Information given:
==================================================

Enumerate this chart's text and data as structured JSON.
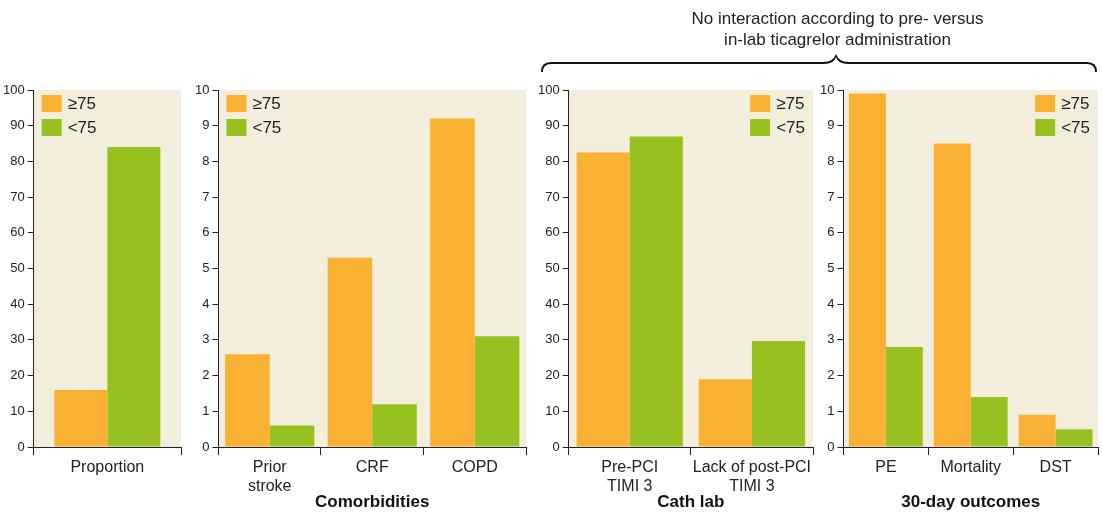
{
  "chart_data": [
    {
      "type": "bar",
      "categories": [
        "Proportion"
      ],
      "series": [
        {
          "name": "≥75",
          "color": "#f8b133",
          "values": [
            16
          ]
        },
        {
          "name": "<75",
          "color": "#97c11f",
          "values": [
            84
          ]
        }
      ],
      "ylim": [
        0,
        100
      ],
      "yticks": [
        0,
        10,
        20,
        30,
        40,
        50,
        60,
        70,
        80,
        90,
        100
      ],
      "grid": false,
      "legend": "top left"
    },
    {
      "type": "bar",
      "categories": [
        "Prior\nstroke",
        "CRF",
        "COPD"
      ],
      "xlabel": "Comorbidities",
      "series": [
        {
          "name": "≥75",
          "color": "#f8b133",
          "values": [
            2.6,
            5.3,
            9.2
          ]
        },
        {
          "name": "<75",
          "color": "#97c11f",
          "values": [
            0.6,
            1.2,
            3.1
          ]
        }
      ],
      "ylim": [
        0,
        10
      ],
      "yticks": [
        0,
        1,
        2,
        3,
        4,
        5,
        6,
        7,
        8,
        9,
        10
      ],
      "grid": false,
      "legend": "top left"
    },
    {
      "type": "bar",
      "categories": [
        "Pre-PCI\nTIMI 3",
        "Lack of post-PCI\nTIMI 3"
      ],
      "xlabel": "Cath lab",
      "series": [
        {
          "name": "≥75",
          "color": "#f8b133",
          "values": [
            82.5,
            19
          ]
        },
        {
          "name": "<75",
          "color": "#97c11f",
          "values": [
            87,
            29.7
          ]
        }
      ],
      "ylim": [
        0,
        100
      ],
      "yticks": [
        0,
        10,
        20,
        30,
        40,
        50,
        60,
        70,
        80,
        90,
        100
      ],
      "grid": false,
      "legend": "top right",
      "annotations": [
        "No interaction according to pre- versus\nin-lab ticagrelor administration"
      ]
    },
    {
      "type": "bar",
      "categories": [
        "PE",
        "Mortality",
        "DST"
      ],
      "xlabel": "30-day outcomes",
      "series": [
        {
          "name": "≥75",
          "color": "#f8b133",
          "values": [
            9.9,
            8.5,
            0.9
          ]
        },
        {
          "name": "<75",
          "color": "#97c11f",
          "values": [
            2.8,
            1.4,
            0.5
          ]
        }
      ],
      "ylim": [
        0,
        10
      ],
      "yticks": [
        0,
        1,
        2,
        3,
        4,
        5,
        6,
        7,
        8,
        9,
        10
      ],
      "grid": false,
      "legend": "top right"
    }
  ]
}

==================================================

Prompt: Using the material above, retype each entry exactly and omit the pictures.

Solution to the exercise:
Enumerate this chart's text and data as structured JSON.
{
  "chart_data": [
    {
      "type": "bar",
      "categories": [
        "Proportion"
      ],
      "series": [
        {
          "name": "≥75",
          "color": "#f8b133",
          "values": [
            16
          ]
        },
        {
          "name": "<75",
          "color": "#97c11f",
          "values": [
            84
          ]
        }
      ],
      "ylim": [
        0,
        100
      ],
      "yticks": [
        0,
        10,
        20,
        30,
        40,
        50,
        60,
        70,
        80,
        90,
        100
      ],
      "grid": false,
      "legend": "top left"
    },
    {
      "type": "bar",
      "categories": [
        "Prior\nstroke",
        "CRF",
        "COPD"
      ],
      "xlabel": "Comorbidities",
      "series": [
        {
          "name": "≥75",
          "color": "#f8b133",
          "values": [
            2.6,
            5.3,
            9.2
          ]
        },
        {
          "name": "<75",
          "color": "#97c11f",
          "values": [
            0.6,
            1.2,
            3.1
          ]
        }
      ],
      "ylim": [
        0,
        10
      ],
      "yticks": [
        0,
        1,
        2,
        3,
        4,
        5,
        6,
        7,
        8,
        9,
        10
      ],
      "grid": false,
      "legend": "top left"
    },
    {
      "type": "bar",
      "categories": [
        "Pre-PCI\nTIMI 3",
        "Lack of post-PCI\nTIMI 3"
      ],
      "xlabel": "Cath lab",
      "series": [
        {
          "name": "≥75",
          "color": "#f8b133",
          "values": [
            82.5,
            19
          ]
        },
        {
          "name": "<75",
          "color": "#97c11f",
          "values": [
            87,
            29.7
          ]
        }
      ],
      "ylim": [
        0,
        100
      ],
      "yticks": [
        0,
        10,
        20,
        30,
        40,
        50,
        60,
        70,
        80,
        90,
        100
      ],
      "grid": false,
      "legend": "top right",
      "annotations": [
        "No interaction according to pre- versus\nin-lab ticagrelor administration"
      ]
    },
    {
      "type": "bar",
      "categories": [
        "PE",
        "Mortality",
        "DST"
      ],
      "xlabel": "30-day outcomes",
      "series": [
        {
          "name": "≥75",
          "color": "#f8b133",
          "values": [
            9.9,
            8.5,
            0.9
          ]
        },
        {
          "name": "<75",
          "color": "#97c11f",
          "values": [
            2.8,
            1.4,
            0.5
          ]
        }
      ],
      "ylim": [
        0,
        10
      ],
      "yticks": [
        0,
        1,
        2,
        3,
        4,
        5,
        6,
        7,
        8,
        9,
        10
      ],
      "grid": false,
      "legend": "top right"
    }
  ]
}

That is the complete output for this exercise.